#### DO THIS:
Omit images. Retype all entries verbatim.

#### Data records:
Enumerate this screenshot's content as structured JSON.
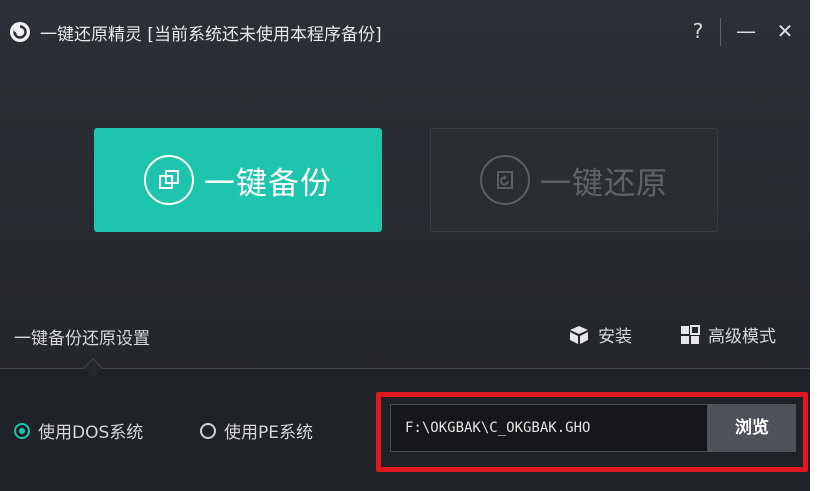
{
  "window": {
    "title": "一键还原精灵 [当前系统还未使用本程序备份]",
    "help_label": "?",
    "minimize_label": "—",
    "close_label": "✕"
  },
  "actions": {
    "backup_label": "一键备份",
    "restore_label": "一键还原"
  },
  "settings": {
    "section_label": "一键备份还原设置",
    "install_label": "安装",
    "advanced_label": "高级模式"
  },
  "boot_options": {
    "selected": "dos",
    "dos_label": "使用DOS系统",
    "pe_label": "使用PE系统"
  },
  "backup_path": {
    "value": "F:\\OKGBAK\\C_OKGBAK.GHO",
    "browse_label": "浏览"
  },
  "colors": {
    "accent": "#1fc4ae",
    "highlight": "#e01820",
    "window_bg": "#2a2d32"
  },
  "icons": [
    "app-logo-icon",
    "backup-copy-icon",
    "restore-icon",
    "install-box-icon",
    "grid-mode-icon"
  ]
}
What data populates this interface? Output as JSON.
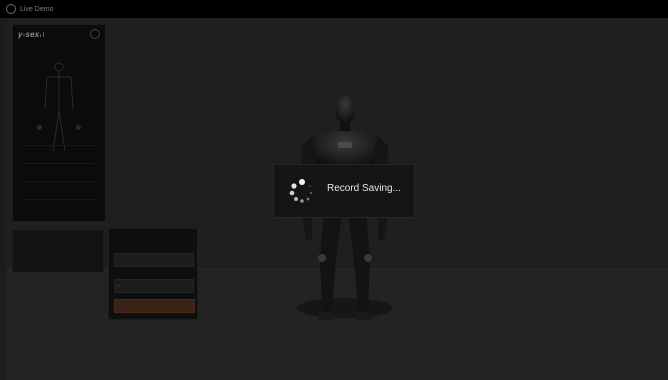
{
  "window": {
    "title": "Live Demo"
  },
  "modal": {
    "message": "Record Saving..."
  },
  "colors": {
    "accent": "#44291c",
    "background": "#1c1c1c",
    "modal_bg": "#151515"
  },
  "icons": {
    "app": "app-icon",
    "settings": "gear-icon",
    "loading": "spinner-icon"
  }
}
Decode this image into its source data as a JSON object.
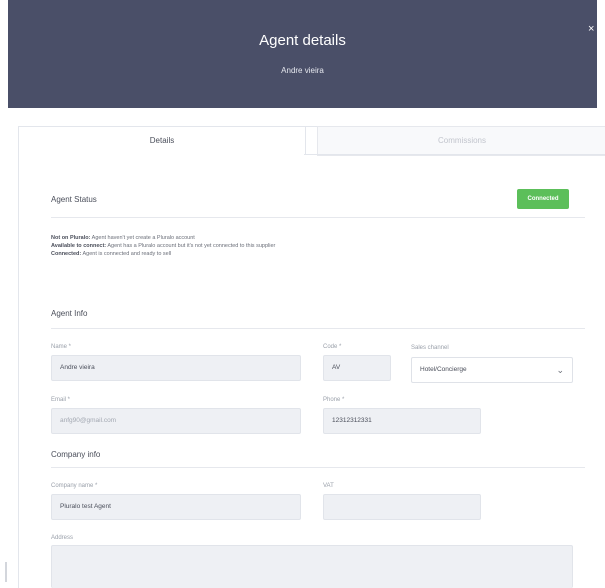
{
  "header": {
    "title": "Agent details",
    "subtitle": "Andre vieira",
    "close_glyph": "×"
  },
  "tabs": [
    {
      "label": "Details",
      "active": true
    },
    {
      "label": "Commissions",
      "active": false
    }
  ],
  "agent_status": {
    "title": "Agent Status",
    "badge": "Connected",
    "badge_color": "#5cbf5a",
    "legend": [
      {
        "term": "Not on Pluralo:",
        "desc": "Agent haven't yet create a Pluralo account"
      },
      {
        "term": "Available to connect:",
        "desc": "Agent has a Pluralo account but it's not yet connected to this supplier"
      },
      {
        "term": "Connected:",
        "desc": "Agent is connected and ready to sell"
      }
    ]
  },
  "agent_info": {
    "title": "Agent Info",
    "name": {
      "label": "Name *",
      "value": "Andre vieira"
    },
    "code": {
      "label": "Code *",
      "value": "AV"
    },
    "sales_channel": {
      "label": "Sales channel",
      "value": "Hotel/Concierge"
    },
    "email": {
      "label": "Email *",
      "value": "anfg90@gmail.com"
    },
    "phone": {
      "label": "Phone *",
      "value": "12312312331"
    }
  },
  "company_info": {
    "title": "Company info",
    "company_name": {
      "label": "Company name *",
      "value": "Pluralo test Agent"
    },
    "vat": {
      "label": "VAT",
      "value": ""
    },
    "address": {
      "label": "Address",
      "value": ""
    }
  },
  "colors": {
    "header_bg": "#4a4f68",
    "accent_green": "#5cbf5a"
  },
  "icons": {
    "close": "close-icon",
    "dropdown": "chevron-down-icon"
  }
}
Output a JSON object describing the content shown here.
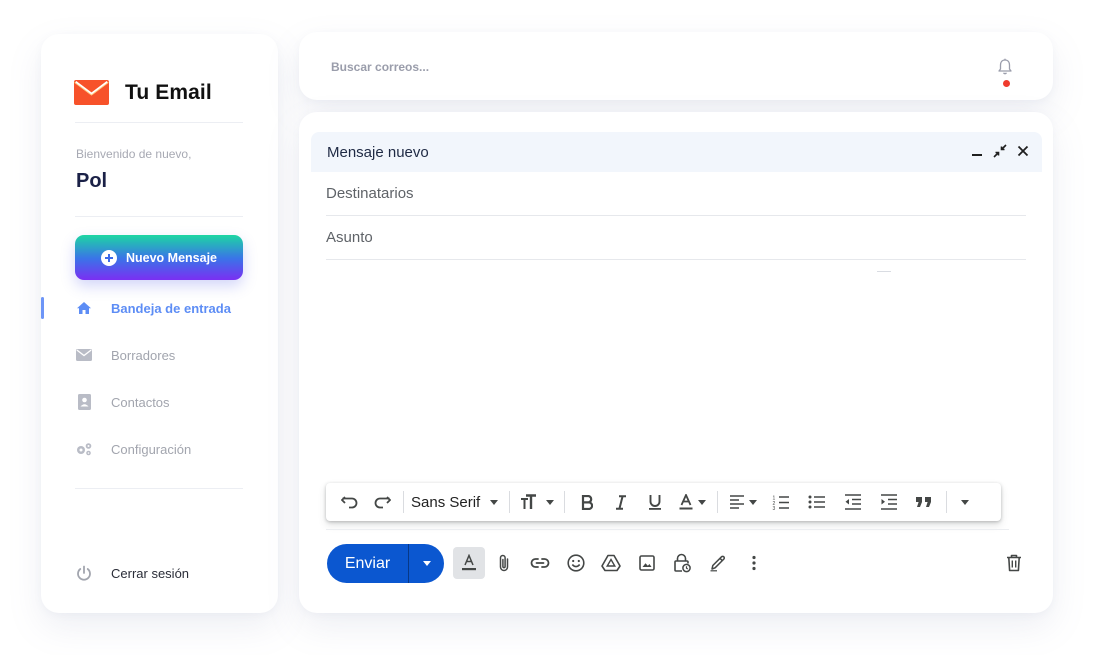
{
  "app": {
    "name": "Tu Email"
  },
  "user": {
    "greeting": "Bienvenido de nuevo,",
    "name": "Pol"
  },
  "sidebar": {
    "new_message_label": "Nuevo Mensaje",
    "items": [
      {
        "label": "Bandeja de entrada",
        "icon": "home-icon",
        "active": true
      },
      {
        "label": "Borradores",
        "icon": "envelope-icon",
        "active": false
      },
      {
        "label": "Contactos",
        "icon": "contact-book-icon",
        "active": false
      },
      {
        "label": "Configuración",
        "icon": "gears-icon",
        "active": false
      }
    ],
    "logout_label": "Cerrar sesión"
  },
  "search": {
    "placeholder": "Buscar correos...",
    "notification_icon": "bell-icon",
    "has_notification": true
  },
  "compose": {
    "title": "Mensaje nuevo",
    "header_icons": [
      "minimize-icon",
      "exit-fullscreen-icon",
      "close-icon"
    ],
    "recipients_placeholder": "Destinatarios",
    "subject_placeholder": "Asunto",
    "font_name": "Sans Serif",
    "send_label": "Enviar",
    "toolbar_icons": [
      "undo-icon",
      "redo-icon",
      "font-family-dropdown",
      "text-size-icon",
      "bold-icon",
      "italic-icon",
      "underline-icon",
      "text-color-icon",
      "align-icon",
      "numbered-list-icon",
      "bulleted-list-icon",
      "indent-less-icon",
      "indent-more-icon",
      "quote-icon",
      "more-formatting-icon"
    ],
    "action_icons": [
      "formatting-options-icon",
      "attach-icon",
      "link-icon",
      "emoji-icon",
      "drive-icon",
      "photo-icon",
      "confidential-mode-icon",
      "signature-icon",
      "more-options-icon",
      "discard-icon"
    ]
  },
  "colors": {
    "accent": "#5d8df5",
    "send": "#0b57d0",
    "notification_dot": "#ef3b2d",
    "logo": "#f6501e"
  }
}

#### EXERCISE RESPONSE:
Enumerate this screenshot's content as structured JSON.
{
  "window": {
    "title": "一键还原精灵 [当前系统还未使用本程序备份]",
    "help_label": "?",
    "minimize_label": "—",
    "close_label": "✕"
  },
  "actions": {
    "backup_label": "一键备份",
    "restore_label": "一键还原"
  },
  "settings": {
    "section_label": "一键备份还原设置",
    "install_label": "安装",
    "advanced_label": "高级模式"
  },
  "boot_options": {
    "selected": "dos",
    "dos_label": "使用DOS系统",
    "pe_label": "使用PE系统"
  },
  "backup_path": {
    "value": "F:\\OKGBAK\\C_OKGBAK.GHO",
    "browse_label": "浏览"
  },
  "colors": {
    "accent": "#1fc4ae",
    "highlight": "#e01820",
    "window_bg": "#2a2d32"
  },
  "icons": [
    "app-logo-icon",
    "backup-copy-icon",
    "restore-icon",
    "install-box-icon",
    "grid-mode-icon"
  ]
}
What data populates this interface? Output as JSON.
{
  "window": {
    "title": "Live Demo"
  },
  "modal": {
    "message": "Record Saving..."
  },
  "colors": {
    "accent": "#44291c",
    "background": "#1c1c1c",
    "modal_bg": "#151515"
  },
  "icons": {
    "app": "app-icon",
    "settings": "gear-icon",
    "loading": "spinner-icon"
  }
}
Decode this image into its source data as a JSON object.
{
  "header": {
    "title": "Agent details",
    "subtitle": "Andre vieira",
    "close_glyph": "×"
  },
  "tabs": [
    {
      "label": "Details",
      "active": true
    },
    {
      "label": "Commissions",
      "active": false
    }
  ],
  "agent_status": {
    "title": "Agent Status",
    "badge": "Connected",
    "badge_color": "#5cbf5a",
    "legend": [
      {
        "term": "Not on Pluralo:",
        "desc": "Agent haven't yet create a Pluralo account"
      },
      {
        "term": "Available to connect:",
        "desc": "Agent has a Pluralo account but it's not yet connected to this supplier"
      },
      {
        "term": "Connected:",
        "desc": "Agent is connected and ready to sell"
      }
    ]
  },
  "agent_info": {
    "title": "Agent Info",
    "name": {
      "label": "Name *",
      "value": "Andre vieira"
    },
    "code": {
      "label": "Code *",
      "value": "AV"
    },
    "sales_channel": {
      "label": "Sales channel",
      "value": "Hotel/Concierge"
    },
    "email": {
      "label": "Email *",
      "value": "anfg90@gmail.com"
    },
    "phone": {
      "label": "Phone *",
      "value": "12312312331"
    }
  },
  "company_info": {
    "title": "Company info",
    "company_name": {
      "label": "Company name *",
      "value": "Pluralo test Agent"
    },
    "vat": {
      "label": "VAT",
      "value": ""
    },
    "address": {
      "label": "Address",
      "value": ""
    }
  },
  "colors": {
    "header_bg": "#4a4f68",
    "accent_green": "#5cbf5a"
  },
  "icons": {
    "close": "close-icon",
    "dropdown": "chevron-down-icon"
  }
}
Output a JSON object describing the content shown here.
{
  "app": {
    "name": "Tu Email"
  },
  "user": {
    "greeting": "Bienvenido de nuevo,",
    "name": "Pol"
  },
  "sidebar": {
    "new_message_label": "Nuevo Mensaje",
    "items": [
      {
        "label": "Bandeja de entrada",
        "icon": "home-icon",
        "active": true
      },
      {
        "label": "Borradores",
        "icon": "envelope-icon",
        "active": false
      },
      {
        "label": "Contactos",
        "icon": "contact-book-icon",
        "active": false
      },
      {
        "label": "Configuración",
        "icon": "gears-icon",
        "active": false
      }
    ],
    "logout_label": "Cerrar sesión"
  },
  "search": {
    "placeholder": "Buscar correos...",
    "notification_icon": "bell-icon",
    "has_notification": true
  },
  "compose": {
    "title": "Mensaje nuevo",
    "header_icons": [
      "minimize-icon",
      "exit-fullscreen-icon",
      "close-icon"
    ],
    "recipients_placeholder": "Destinatarios",
    "subject_placeholder": "Asunto",
    "font_name": "Sans Serif",
    "send_label": "Enviar",
    "toolbar_icons": [
      "undo-icon",
      "redo-icon",
      "font-family-dropdown",
      "text-size-icon",
      "bold-icon",
      "italic-icon",
      "underline-icon",
      "text-color-icon",
      "align-icon",
      "numbered-list-icon",
      "bulleted-list-icon",
      "indent-less-icon",
      "indent-more-icon",
      "quote-icon",
      "more-formatting-icon"
    ],
    "action_icons": [
      "formatting-options-icon",
      "attach-icon",
      "link-icon",
      "emoji-icon",
      "drive-icon",
      "photo-icon",
      "confidential-mode-icon",
      "signature-icon",
      "more-options-icon",
      "discard-icon"
    ]
  },
  "colors": {
    "accent": "#5d8df5",
    "send": "#0b57d0",
    "notification_dot": "#ef3b2d",
    "logo": "#f6501e"
  }
}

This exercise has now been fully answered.